[Exercise instructions] Go through the records and extract every line with the word "emptying".

### Dataset excerpts

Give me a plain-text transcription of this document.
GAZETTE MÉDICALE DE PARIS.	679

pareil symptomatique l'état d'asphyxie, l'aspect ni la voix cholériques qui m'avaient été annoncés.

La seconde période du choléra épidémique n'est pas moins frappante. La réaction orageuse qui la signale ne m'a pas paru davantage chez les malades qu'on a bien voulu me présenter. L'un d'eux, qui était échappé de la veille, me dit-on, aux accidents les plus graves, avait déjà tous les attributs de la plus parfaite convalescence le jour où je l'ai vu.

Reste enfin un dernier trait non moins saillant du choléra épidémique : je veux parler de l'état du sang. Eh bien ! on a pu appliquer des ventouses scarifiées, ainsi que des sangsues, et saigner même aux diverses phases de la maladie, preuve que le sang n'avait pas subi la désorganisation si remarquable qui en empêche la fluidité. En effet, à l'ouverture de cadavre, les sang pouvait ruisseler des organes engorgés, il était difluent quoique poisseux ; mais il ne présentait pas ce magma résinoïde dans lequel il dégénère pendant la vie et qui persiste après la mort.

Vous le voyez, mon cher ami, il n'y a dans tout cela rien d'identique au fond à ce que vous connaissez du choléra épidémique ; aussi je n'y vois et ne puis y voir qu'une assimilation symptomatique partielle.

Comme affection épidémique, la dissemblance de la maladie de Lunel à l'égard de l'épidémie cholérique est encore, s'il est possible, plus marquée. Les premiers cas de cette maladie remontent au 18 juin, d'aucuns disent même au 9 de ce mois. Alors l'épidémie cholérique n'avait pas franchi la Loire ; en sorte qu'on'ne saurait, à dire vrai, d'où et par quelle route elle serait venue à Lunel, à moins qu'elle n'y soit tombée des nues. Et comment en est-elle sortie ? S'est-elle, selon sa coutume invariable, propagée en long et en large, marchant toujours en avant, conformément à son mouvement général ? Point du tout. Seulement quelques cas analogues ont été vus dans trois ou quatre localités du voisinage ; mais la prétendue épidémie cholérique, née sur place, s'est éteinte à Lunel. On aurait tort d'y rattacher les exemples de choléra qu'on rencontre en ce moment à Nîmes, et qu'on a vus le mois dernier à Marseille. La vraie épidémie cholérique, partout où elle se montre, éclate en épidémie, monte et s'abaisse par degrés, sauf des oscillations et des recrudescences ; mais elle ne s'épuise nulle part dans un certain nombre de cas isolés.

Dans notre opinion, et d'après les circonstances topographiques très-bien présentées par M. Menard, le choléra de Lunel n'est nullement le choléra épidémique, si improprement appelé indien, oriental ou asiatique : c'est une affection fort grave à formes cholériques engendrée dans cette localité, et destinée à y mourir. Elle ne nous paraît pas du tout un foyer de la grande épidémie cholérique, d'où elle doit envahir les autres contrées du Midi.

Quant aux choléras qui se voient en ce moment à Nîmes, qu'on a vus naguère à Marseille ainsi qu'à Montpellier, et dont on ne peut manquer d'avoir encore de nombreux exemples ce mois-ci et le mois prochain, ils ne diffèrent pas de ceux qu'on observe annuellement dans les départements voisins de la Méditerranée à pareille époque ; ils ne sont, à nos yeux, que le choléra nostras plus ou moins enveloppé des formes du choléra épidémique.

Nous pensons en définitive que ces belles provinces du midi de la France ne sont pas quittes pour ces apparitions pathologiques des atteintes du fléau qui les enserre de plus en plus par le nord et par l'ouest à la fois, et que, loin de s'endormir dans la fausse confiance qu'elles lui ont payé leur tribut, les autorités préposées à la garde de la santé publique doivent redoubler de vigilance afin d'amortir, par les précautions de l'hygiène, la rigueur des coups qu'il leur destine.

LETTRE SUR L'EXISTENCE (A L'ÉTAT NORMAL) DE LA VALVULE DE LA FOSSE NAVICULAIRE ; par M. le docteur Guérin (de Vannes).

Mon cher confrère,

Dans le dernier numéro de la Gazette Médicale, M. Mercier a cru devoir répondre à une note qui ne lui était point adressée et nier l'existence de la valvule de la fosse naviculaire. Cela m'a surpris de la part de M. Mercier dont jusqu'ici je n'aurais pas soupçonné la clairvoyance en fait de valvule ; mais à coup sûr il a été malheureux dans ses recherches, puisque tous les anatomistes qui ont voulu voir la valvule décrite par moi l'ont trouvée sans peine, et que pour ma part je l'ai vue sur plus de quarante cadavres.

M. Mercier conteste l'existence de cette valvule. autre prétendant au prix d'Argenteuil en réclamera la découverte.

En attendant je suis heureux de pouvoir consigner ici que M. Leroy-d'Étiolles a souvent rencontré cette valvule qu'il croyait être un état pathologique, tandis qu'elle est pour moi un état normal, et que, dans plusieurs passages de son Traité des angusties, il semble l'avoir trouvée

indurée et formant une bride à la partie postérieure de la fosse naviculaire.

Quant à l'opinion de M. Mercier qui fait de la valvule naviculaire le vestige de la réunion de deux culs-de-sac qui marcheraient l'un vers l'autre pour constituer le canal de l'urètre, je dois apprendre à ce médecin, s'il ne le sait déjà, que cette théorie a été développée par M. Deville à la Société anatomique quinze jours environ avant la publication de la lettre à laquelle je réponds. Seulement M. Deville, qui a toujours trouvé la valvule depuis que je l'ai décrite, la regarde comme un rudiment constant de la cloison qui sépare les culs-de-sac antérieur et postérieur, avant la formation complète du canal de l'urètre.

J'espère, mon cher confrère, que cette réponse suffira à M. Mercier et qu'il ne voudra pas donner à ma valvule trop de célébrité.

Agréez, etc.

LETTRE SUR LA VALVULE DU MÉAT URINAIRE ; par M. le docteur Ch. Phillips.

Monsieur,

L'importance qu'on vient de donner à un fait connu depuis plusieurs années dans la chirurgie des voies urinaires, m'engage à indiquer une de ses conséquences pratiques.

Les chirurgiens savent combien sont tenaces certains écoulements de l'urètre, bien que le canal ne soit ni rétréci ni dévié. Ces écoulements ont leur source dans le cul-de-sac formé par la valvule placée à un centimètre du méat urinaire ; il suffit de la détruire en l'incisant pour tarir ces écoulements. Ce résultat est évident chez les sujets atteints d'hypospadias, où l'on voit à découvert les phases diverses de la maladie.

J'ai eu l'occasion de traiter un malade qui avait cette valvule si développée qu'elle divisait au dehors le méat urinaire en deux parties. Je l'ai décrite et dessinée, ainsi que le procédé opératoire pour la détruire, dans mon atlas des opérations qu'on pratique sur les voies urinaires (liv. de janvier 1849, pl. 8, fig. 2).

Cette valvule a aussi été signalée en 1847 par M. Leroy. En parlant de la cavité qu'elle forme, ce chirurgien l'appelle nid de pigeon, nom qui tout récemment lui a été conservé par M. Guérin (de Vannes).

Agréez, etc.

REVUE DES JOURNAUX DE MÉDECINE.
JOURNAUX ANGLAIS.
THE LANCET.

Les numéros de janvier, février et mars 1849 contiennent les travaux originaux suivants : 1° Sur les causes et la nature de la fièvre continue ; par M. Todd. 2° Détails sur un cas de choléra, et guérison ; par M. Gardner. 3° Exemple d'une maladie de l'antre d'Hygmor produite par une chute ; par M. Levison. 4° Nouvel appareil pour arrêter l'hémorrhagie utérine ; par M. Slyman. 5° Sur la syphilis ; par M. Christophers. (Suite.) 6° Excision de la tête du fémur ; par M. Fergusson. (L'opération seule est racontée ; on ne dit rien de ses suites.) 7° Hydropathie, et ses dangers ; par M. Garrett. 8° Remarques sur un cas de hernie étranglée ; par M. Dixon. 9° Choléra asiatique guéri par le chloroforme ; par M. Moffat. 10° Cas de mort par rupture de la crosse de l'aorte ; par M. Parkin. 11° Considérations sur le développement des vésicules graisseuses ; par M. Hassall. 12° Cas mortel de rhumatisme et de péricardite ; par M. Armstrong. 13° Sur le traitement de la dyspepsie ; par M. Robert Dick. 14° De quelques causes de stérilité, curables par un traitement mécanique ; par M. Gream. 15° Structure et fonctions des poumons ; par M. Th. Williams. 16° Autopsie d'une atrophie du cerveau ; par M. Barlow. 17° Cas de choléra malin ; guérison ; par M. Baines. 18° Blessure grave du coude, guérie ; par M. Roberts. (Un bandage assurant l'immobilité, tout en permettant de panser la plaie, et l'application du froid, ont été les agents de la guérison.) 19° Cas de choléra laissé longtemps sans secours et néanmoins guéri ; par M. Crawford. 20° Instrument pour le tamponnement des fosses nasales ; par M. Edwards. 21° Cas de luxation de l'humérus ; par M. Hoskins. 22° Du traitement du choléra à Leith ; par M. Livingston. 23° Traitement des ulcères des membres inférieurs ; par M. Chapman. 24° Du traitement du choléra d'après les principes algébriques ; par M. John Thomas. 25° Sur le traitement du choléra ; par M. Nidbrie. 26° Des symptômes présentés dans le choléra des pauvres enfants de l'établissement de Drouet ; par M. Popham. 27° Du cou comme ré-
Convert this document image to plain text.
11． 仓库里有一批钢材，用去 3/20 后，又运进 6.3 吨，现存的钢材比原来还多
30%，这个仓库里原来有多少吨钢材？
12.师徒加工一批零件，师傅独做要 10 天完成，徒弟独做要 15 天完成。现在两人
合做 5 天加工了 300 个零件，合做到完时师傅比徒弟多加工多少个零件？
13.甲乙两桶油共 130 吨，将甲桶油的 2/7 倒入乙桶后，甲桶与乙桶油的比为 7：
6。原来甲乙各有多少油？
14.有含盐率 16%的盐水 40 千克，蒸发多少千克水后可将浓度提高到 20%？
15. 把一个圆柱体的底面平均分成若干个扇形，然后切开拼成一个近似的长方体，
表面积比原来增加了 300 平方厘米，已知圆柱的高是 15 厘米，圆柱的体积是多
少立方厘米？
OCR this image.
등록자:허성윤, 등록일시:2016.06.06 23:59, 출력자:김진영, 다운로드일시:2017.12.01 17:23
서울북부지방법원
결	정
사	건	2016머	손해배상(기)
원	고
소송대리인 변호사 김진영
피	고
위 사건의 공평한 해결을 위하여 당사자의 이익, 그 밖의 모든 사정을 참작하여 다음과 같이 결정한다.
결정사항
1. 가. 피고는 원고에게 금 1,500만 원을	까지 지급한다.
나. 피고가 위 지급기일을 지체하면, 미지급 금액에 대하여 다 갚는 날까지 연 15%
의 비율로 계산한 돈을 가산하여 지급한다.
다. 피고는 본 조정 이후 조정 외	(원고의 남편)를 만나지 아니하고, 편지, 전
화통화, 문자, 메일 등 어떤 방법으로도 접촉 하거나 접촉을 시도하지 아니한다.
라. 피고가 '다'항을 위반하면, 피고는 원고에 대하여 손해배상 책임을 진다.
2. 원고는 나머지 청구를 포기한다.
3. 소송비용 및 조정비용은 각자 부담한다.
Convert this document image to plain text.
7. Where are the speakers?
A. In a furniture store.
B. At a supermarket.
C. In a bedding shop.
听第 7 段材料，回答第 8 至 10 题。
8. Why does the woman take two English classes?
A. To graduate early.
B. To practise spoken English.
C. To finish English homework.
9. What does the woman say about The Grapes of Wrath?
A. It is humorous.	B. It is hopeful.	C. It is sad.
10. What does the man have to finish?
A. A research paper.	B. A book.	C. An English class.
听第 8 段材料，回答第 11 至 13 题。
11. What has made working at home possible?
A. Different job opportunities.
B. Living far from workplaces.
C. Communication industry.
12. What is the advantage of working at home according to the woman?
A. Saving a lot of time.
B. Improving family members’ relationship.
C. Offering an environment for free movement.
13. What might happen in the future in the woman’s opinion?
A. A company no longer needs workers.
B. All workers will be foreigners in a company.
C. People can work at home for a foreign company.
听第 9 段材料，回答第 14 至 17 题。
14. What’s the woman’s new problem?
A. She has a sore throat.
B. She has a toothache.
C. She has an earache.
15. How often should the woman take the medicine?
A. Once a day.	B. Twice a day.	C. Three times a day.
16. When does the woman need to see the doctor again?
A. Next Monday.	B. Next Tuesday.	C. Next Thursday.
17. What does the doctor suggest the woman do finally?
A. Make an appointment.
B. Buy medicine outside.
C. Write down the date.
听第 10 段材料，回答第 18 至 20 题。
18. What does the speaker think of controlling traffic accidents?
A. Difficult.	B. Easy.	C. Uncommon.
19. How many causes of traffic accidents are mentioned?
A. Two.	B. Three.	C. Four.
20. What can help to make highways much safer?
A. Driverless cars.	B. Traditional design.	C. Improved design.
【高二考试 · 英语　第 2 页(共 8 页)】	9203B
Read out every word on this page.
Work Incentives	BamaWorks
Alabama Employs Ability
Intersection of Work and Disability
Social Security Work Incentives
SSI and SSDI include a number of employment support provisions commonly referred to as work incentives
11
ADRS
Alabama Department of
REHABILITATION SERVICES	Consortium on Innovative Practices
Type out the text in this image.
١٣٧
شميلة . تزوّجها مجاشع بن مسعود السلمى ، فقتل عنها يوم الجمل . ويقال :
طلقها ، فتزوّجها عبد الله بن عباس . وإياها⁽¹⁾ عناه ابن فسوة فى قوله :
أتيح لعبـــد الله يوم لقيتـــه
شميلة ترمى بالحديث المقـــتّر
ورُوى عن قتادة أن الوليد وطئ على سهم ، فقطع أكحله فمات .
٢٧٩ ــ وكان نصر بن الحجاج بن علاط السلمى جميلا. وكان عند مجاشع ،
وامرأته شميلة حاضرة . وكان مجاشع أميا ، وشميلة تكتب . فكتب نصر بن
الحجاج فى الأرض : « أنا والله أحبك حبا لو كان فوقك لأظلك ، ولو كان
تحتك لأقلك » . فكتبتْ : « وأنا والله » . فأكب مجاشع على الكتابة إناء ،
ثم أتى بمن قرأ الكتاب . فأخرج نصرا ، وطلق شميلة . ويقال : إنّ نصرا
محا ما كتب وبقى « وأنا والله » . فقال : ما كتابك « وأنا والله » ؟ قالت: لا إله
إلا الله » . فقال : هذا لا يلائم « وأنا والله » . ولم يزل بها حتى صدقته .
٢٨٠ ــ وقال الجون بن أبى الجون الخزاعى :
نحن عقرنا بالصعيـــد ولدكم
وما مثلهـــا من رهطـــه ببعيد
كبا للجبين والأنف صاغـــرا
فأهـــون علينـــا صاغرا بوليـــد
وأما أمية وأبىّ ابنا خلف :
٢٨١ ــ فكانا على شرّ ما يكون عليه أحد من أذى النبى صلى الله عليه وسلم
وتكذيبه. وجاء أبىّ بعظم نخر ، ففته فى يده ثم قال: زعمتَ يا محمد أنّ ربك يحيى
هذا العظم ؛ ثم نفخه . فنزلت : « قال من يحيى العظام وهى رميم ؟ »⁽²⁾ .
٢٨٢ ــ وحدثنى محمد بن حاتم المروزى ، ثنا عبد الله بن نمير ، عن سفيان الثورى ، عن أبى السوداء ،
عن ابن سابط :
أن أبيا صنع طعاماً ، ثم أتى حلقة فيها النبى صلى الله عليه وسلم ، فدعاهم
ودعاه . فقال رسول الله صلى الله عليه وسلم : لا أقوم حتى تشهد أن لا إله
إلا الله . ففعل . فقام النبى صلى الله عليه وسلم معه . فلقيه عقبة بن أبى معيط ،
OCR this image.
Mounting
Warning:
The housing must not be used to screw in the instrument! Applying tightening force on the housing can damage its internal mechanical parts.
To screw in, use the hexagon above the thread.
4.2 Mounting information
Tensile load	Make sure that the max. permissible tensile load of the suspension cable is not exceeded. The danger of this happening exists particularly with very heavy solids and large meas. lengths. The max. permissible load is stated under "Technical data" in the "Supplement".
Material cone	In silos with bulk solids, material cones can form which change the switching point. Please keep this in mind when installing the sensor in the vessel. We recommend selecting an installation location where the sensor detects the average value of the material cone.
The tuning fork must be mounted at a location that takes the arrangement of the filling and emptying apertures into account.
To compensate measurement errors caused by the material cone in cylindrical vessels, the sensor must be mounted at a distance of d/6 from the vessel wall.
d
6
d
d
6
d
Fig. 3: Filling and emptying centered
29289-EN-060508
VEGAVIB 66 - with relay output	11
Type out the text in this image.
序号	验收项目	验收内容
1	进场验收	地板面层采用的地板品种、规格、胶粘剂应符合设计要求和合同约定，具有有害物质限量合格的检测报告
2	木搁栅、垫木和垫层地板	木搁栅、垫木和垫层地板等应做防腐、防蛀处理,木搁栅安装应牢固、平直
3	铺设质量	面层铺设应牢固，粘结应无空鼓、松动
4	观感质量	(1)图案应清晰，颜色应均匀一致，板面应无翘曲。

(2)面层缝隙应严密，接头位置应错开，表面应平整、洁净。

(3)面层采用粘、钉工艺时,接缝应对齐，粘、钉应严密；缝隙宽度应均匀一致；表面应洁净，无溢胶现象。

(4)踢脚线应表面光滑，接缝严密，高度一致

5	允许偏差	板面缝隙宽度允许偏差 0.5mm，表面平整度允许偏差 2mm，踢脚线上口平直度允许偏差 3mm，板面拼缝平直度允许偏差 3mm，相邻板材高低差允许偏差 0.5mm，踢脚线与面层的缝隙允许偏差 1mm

######

[The output]
The tuning fork must be mounted at a location that takes the arrangement of the filling and emptying apertures into account.
Fig. 3: Filling and emptying centered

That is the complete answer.